### Data listing
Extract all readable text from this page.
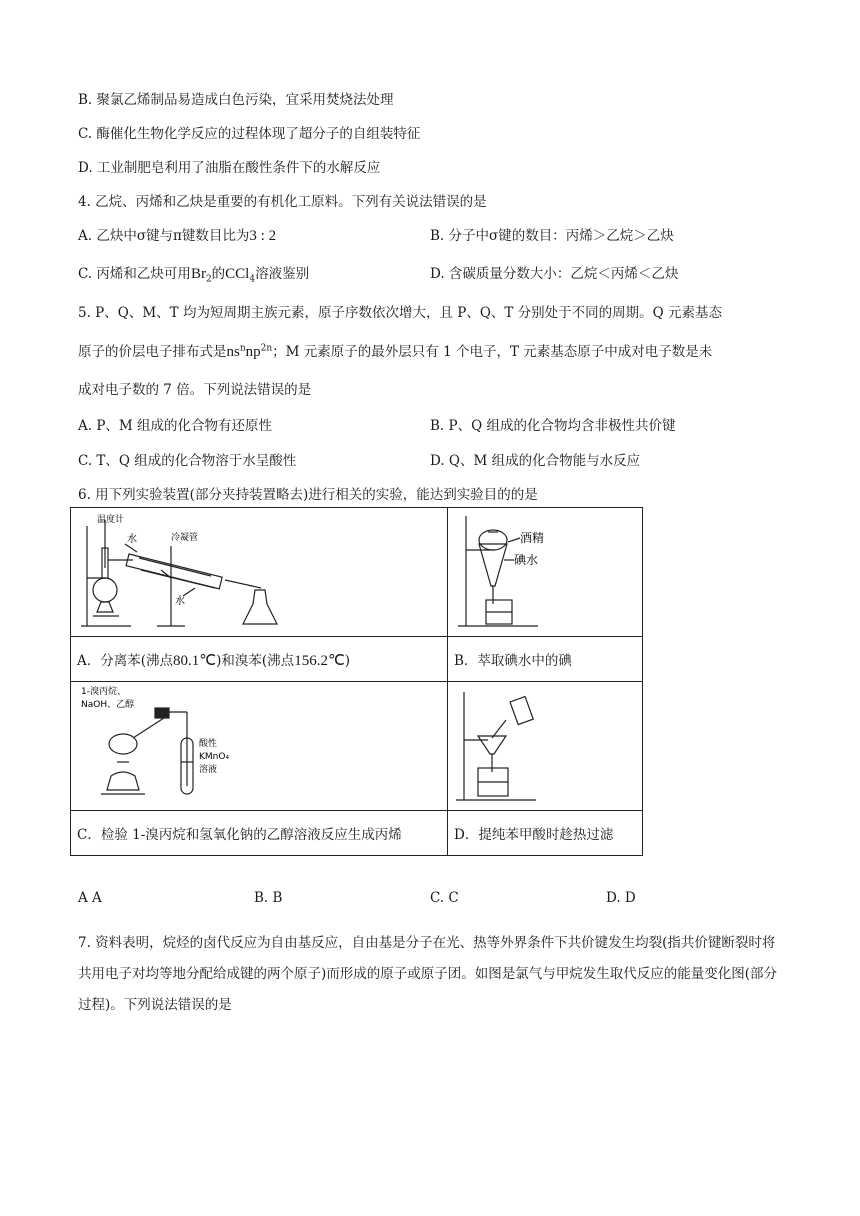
B. 聚氯乙烯制品易造成白色污染，宜采用焚烧法处理
C. 酶催化生物化学反应的过程体现了超分子的自组装特征
D. 工业制肥皂利用了油脂在酸性条件下的水解反应
4. 乙烷、丙烯和乙炔是重要的有机化工原料。下列有关说法错误的是
A. 乙炔中σ键与π键数目比为3 : 2	B. 分子中σ键的数目：丙烯＞乙烷＞乙炔
C. 丙烯和乙炔可用$Br_2$的CCl$_4$溶液鉴别	D. 含碳质量分数大小：乙烷＜丙烯＜乙炔
5. P、Q、M、T 均为短周期主族元素，原子序数依次增大，且 P、Q、T 分别处于不同的周期。Q 元素基态
原子的价层电子排布式是$ns^nnp^{2n}$；M 元素原子的最外层只有 1 个电子，T 元素基态原子中成对电子数是未
成对电子数的 7 倍。下列说法错误的是
A. P、M 组成的化合物有还原性	B. P、Q 组成的化合物均含非极性共价键
C. T、Q 组成的化合物溶于水呈酸性	D. Q、M 组成的化合物能与水反应
6. 用下列实验装置(部分夹持装置略去)进行相关的实验，能达到实验目的的是
温度计
水 冷凝管
水	酒精
碘水

A．分离苯(沸点80.1℃)和溴苯(沸点156.2℃)	B．萃取碘水中的碘

1-溴丙烷、
NaOH、乙醇
酸性
KMnO₄
溶液

C．检验 1-溴丙烷和氢氧化钠的乙醇溶液反应生成丙烯	D．提纯苯甲酸时趁热过滤
A A	B. B	C. C	D. D
7. 资料表明，烷烃的卤代反应为自由基反应，自由基是分子在光、热等外界条件下共价键发生均裂(指共价键断裂时将共用电子对均等地分配给成键的两个原子)而形成的原子或原子团。如图是氯气与甲烷发生取代反应的能量变化图(部分过程)。下列说法错误的是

### Exercise
Across the records, how many lines contain "下列说法错误的是"? Only the number should be given.

### Solved exercise
2